**YOUR GOAL:** Across the material below, how many lines contain the word "每假借于藏书之家"? Give only the number.

**TASK DATA:**
════════════════════

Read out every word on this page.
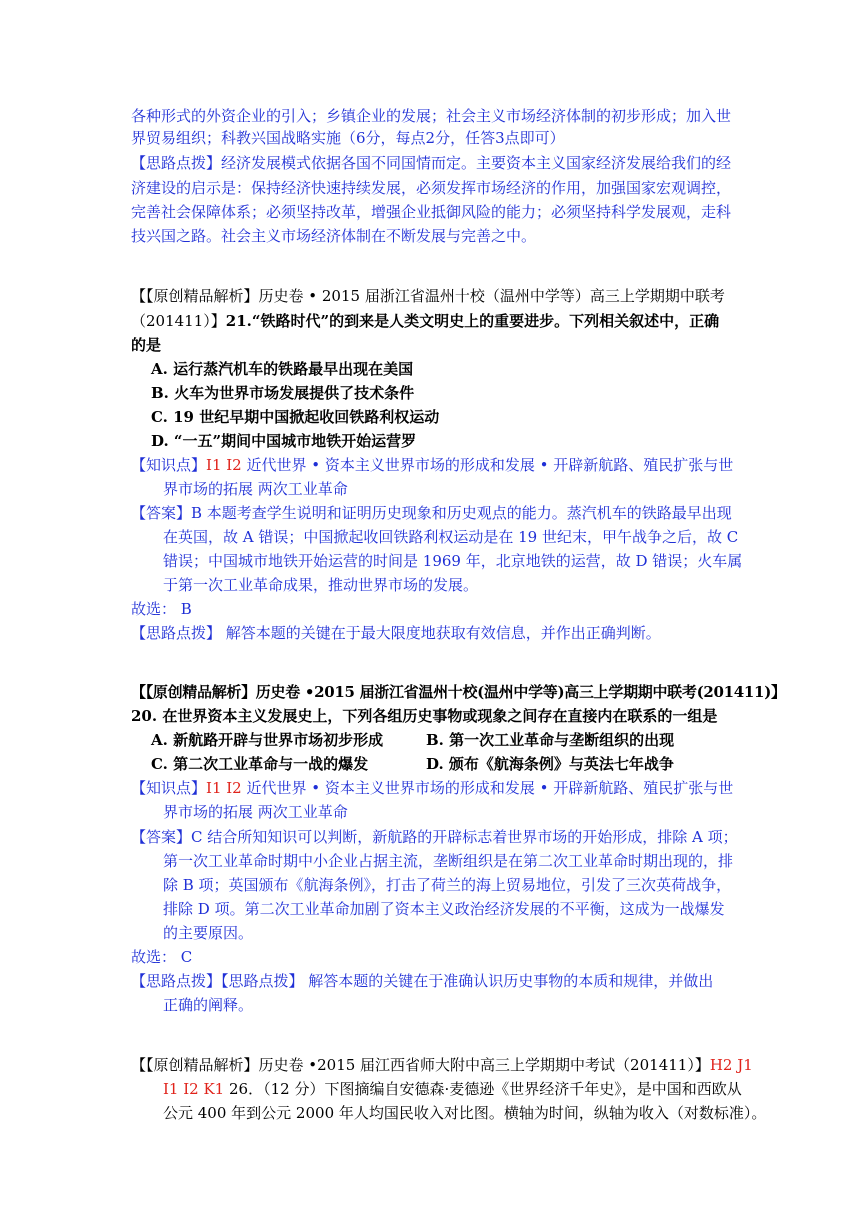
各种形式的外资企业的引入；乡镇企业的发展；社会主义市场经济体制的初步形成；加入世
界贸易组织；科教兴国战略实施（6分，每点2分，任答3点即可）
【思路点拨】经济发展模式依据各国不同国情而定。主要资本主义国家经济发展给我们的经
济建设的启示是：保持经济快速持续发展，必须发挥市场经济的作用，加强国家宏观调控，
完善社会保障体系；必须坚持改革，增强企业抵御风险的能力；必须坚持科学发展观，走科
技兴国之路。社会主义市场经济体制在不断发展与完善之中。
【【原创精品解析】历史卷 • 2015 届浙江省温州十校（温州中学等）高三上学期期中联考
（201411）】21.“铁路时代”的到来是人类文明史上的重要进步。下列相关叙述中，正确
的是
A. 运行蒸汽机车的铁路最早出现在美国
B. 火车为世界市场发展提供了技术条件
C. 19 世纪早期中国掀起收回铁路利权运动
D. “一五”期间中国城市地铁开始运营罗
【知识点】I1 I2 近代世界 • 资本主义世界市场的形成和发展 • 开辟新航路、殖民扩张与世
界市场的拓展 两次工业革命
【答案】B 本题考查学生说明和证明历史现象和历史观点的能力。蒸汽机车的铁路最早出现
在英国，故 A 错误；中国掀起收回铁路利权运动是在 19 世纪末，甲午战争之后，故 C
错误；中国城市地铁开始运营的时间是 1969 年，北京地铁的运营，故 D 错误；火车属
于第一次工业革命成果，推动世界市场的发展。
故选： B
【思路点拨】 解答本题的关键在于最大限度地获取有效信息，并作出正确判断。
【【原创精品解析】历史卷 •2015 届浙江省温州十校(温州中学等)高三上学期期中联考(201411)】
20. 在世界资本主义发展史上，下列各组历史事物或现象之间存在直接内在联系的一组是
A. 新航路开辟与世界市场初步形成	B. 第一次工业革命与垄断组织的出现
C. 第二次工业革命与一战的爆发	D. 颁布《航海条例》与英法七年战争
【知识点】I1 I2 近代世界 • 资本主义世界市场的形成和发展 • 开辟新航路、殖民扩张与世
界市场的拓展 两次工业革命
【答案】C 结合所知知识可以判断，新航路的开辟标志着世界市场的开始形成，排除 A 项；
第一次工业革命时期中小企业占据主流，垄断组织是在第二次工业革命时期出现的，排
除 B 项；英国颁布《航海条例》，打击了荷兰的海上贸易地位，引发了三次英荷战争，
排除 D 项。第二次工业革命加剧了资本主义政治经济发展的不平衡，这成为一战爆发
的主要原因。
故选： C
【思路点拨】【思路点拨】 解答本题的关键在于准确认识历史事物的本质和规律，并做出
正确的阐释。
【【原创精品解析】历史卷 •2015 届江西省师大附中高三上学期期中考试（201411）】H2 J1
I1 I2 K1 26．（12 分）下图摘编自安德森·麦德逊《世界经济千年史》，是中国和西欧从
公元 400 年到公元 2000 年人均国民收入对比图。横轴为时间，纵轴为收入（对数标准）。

════════════════════

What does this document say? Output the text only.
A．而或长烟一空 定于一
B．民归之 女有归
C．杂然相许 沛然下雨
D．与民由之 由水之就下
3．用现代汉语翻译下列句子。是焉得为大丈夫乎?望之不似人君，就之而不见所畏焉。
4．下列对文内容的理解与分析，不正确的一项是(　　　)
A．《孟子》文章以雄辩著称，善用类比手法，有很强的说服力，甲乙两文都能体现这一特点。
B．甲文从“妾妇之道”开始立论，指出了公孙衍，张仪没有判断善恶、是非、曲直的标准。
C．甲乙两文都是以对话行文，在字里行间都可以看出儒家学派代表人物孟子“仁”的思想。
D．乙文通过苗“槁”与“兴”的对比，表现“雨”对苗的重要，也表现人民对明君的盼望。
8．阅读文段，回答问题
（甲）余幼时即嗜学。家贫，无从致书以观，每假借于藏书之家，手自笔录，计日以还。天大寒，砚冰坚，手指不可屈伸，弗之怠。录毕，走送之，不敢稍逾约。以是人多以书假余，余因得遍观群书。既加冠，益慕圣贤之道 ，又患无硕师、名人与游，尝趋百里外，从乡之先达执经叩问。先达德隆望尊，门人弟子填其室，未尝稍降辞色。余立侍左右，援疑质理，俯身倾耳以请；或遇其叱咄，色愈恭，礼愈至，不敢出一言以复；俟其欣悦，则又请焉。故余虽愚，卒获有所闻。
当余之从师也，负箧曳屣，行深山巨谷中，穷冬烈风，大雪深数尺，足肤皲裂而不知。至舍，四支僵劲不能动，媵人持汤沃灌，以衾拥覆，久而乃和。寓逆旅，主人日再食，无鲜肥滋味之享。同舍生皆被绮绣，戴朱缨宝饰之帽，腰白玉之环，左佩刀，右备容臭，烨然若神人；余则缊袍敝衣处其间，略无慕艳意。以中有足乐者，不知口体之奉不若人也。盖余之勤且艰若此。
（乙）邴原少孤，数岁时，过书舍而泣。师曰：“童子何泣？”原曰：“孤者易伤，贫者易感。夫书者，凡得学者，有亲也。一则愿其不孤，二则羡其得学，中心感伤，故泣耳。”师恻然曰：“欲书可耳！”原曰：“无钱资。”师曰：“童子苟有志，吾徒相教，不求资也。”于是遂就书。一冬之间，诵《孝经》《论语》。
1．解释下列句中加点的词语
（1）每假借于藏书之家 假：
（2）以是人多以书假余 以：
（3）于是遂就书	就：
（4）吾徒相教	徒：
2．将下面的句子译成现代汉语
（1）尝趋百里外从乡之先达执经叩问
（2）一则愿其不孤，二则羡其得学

════════════════════

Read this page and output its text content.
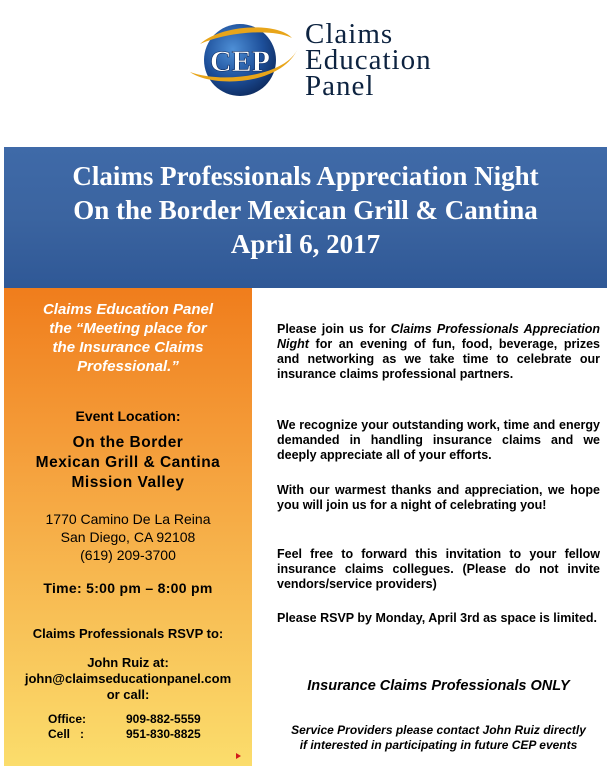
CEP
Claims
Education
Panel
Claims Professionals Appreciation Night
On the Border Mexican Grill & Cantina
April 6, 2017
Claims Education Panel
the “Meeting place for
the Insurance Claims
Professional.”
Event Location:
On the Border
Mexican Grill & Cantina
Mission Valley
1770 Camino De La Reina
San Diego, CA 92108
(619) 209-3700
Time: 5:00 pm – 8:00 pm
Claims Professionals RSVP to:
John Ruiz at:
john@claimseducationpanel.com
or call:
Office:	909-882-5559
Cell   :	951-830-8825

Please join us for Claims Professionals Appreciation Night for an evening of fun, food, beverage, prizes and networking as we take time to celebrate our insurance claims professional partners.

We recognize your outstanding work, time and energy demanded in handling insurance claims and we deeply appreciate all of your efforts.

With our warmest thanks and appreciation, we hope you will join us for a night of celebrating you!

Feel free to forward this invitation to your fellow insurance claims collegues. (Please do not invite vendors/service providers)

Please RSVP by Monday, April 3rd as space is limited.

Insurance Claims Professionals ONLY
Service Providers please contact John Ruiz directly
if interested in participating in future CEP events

════════════════════

**COMPLETED TASK:** 2